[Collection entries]

#####

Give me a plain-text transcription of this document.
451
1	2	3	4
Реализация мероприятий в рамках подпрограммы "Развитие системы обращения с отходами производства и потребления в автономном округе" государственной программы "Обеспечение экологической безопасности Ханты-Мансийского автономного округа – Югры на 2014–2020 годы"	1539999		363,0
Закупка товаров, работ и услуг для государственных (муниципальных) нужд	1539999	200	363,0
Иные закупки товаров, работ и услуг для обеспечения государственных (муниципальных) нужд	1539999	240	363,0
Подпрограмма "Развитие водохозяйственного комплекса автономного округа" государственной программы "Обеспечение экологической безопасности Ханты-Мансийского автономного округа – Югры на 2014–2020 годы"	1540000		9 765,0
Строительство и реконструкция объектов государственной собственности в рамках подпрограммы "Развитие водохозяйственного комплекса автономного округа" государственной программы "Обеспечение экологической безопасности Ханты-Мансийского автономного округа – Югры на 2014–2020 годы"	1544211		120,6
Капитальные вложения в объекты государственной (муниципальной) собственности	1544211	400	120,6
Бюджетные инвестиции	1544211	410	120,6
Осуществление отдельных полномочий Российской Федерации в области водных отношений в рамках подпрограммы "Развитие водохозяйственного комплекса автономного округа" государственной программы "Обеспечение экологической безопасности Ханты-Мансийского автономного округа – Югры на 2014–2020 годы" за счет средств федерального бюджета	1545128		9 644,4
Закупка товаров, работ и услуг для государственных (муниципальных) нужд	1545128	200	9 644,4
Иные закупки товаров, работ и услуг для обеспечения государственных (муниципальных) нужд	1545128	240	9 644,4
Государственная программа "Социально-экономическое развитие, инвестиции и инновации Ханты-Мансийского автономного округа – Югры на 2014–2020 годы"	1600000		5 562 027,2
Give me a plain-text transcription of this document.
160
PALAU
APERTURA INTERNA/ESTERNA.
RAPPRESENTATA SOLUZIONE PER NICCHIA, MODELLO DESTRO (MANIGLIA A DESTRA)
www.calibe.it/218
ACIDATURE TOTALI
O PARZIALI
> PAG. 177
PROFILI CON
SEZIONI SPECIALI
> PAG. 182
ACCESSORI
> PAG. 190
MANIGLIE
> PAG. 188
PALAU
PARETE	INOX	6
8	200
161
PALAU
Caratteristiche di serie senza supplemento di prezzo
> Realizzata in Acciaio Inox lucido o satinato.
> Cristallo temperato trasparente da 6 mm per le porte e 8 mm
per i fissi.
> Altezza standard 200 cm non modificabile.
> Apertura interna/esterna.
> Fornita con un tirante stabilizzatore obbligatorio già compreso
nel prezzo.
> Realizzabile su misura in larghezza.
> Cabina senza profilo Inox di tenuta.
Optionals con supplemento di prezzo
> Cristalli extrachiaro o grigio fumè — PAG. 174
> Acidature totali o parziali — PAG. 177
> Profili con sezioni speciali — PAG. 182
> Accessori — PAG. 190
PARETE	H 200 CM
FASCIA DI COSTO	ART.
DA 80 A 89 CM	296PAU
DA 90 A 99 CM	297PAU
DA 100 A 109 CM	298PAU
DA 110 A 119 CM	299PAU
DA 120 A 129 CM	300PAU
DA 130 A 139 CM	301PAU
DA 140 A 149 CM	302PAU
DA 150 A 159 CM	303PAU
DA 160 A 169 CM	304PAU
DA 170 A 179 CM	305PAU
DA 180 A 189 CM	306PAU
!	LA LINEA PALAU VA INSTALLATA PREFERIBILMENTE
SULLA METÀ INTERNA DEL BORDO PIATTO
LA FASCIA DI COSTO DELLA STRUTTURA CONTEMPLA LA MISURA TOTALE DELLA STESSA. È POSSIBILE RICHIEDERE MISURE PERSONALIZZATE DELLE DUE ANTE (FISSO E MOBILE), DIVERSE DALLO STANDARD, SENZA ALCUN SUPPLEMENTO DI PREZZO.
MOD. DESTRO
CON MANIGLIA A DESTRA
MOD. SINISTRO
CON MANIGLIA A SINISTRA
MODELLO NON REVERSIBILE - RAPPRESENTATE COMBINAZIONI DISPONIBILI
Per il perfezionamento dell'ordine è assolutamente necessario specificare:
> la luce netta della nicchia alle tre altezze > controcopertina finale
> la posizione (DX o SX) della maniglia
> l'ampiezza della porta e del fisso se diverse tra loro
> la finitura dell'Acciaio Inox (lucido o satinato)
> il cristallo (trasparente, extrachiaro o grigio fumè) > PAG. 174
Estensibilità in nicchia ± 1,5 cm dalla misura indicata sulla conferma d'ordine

#####

■ Goal of the exercise: Exact copies of all the records are required.

■ Response to this task:
Give me a plain-text transcription of this document.
451
1	2	3	4
Реализация мероприятий в рамках подпрограммы "Развитие системы обращения с отходами производства и потребления в автономном округе" государственной программы "Обеспечение экологической безопасности Ханты-Мансийского автономного округа – Югры на 2014–2020 годы"	1539999		363,0
Закупка товаров, работ и услуг для государственных (муниципальных) нужд	1539999	200	363,0
Иные закупки товаров, работ и услуг для обеспечения государственных (муниципальных) нужд	1539999	240	363,0
Подпрограмма "Развитие водохозяйственного комплекса автономного округа" государственной программы "Обеспечение экологической безопасности Ханты-Мансийского автономного округа – Югры на 2014–2020 годы"	1540000		9 765,0
Строительство и реконструкция объектов государственной собственности в рамках подпрограммы "Развитие водохозяйственного комплекса автономного округа" государственной программы "Обеспечение экологической безопасности Ханты-Мансийского автономного округа – Югры на 2014–2020 годы"	1544211		120,6
Капитальные вложения в объекты государственной (муниципальной) собственности	1544211	400	120,6
Бюджетные инвестиции	1544211	410	120,6
Осуществление отдельных полномочий Российской Федерации в области водных отношений в рамках подпрограммы "Развитие водохозяйственного комплекса автономного округа" государственной программы "Обеспечение экологической безопасности Ханты-Мансийского автономного округа – Югры на 2014–2020 годы" за счет средств федерального бюджета	1545128		9 644,4
Закупка товаров, работ и услуг для государственных (муниципальных) нужд	1545128	200	9 644,4
Иные закупки товаров, работ и услуг для обеспечения государственных (муниципальных) нужд	1545128	240	9 644,4
Государственная программа "Социально-экономическое развитие, инвестиции и инновации Ханты-Мансийского автономного округа – Югры на 2014–2020 годы"	1600000		5 562 027,2
Give me a plain-text transcription of this document.
160
PALAU
APERTURA INTERNA/ESTERNA.
RAPPRESENTATA SOLUZIONE PER NICCHIA, MODELLO DESTRO (MANIGLIA A DESTRA)
www.calibe.it/218
ACIDATURE TOTALI
O PARZIALI
> PAG. 177
PROFILI CON
SEZIONI SPECIALI
> PAG. 182
ACCESSORI
> PAG. 190
MANIGLIE
> PAG. 188
PALAU
PARETE	INOX	6
8	200
161
PALAU
Caratteristiche di serie senza supplemento di prezzo
> Realizzata in Acciaio Inox lucido o satinato.
> Cristallo temperato trasparente da 6 mm per le porte e 8 mm
per i fissi.
> Altezza standard 200 cm non modificabile.
> Apertura interna/esterna.
> Fornita con un tirante stabilizzatore obbligatorio già compreso
nel prezzo.
> Realizzabile su misura in larghezza.
> Cabina senza profilo Inox di tenuta.
Optionals con supplemento di prezzo
> Cristalli extrachiaro o grigio fumè — PAG. 174
> Acidature totali o parziali — PAG. 177
> Profili con sezioni speciali — PAG. 182
> Accessori — PAG. 190
PARETE	H 200 CM
FASCIA DI COSTO	ART.
DA 80 A 89 CM	296PAU
DA 90 A 99 CM	297PAU
DA 100 A 109 CM	298PAU
DA 110 A 119 CM	299PAU
DA 120 A 129 CM	300PAU
DA 130 A 139 CM	301PAU
DA 140 A 149 CM	302PAU
DA 150 A 159 CM	303PAU
DA 160 A 169 CM	304PAU
DA 170 A 179 CM	305PAU
DA 180 A 189 CM	306PAU
!	LA LINEA PALAU VA INSTALLATA PREFERIBILMENTE
SULLA METÀ INTERNA DEL BORDO PIATTO
LA FASCIA DI COSTO DELLA STRUTTURA CONTEMPLA LA MISURA TOTALE DELLA STESSA. È POSSIBILE RICHIEDERE MISURE PERSONALIZZATE DELLE DUE ANTE (FISSO E MOBILE), DIVERSE DALLO STANDARD, SENZA ALCUN SUPPLEMENTO DI PREZZO.
MOD. DESTRO
CON MANIGLIA A DESTRA
MOD. SINISTRO
CON MANIGLIA A SINISTRA
MODELLO NON REVERSIBILE - RAPPRESENTATE COMBINAZIONI DISPONIBILI
Per il perfezionamento dell'ordine è assolutamente necessario specificare:
> la luce netta della nicchia alle tre altezze > controcopertina finale
> la posizione (DX o SX) della maniglia
> l'ampiezza della porta e del fisso se diverse tra loro
> la finitura dell'Acciaio Inox (lucido o satinato)
> il cristallo (trasparente, extrachiaro o grigio fumè) > PAG. 174
Estensibilità in nicchia ± 1,5 cm dalla misura indicata sulla conferma d'ordine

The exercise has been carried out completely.